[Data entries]
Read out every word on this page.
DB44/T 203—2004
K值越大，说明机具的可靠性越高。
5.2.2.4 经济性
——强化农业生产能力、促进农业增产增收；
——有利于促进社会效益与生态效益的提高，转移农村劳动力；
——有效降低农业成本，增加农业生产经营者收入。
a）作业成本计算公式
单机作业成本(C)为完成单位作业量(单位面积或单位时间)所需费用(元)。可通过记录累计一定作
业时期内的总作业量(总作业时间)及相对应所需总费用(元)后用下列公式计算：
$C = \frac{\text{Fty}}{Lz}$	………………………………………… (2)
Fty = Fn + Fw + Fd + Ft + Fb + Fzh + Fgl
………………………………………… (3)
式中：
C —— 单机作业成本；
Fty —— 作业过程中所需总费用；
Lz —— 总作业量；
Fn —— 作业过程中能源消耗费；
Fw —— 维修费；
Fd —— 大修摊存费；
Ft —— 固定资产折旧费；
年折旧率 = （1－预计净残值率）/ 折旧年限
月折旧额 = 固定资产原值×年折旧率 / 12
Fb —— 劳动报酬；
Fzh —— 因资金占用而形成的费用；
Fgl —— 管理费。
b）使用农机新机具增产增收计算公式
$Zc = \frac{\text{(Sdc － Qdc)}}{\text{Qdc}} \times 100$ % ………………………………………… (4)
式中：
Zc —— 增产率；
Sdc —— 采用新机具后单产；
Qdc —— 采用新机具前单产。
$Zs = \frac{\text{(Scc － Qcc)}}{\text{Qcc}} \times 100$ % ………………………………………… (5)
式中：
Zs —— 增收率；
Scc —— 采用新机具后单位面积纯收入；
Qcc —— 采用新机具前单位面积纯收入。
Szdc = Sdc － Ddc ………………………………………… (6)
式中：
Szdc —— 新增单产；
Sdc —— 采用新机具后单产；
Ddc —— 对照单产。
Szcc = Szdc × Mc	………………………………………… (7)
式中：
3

**Your objective**. Check each line above for the string "times" and show the ones that have it.

**Problem solution**.
$Zc = \frac{\text{(Sdc － Qdc)}}{\text{Qdc}} \times 100$ % ………………………………………… (4)
$Zs = \frac{\text{(Scc － Qcc)}}{\text{Qcc}} \times 100$ % ………………………………………… (5)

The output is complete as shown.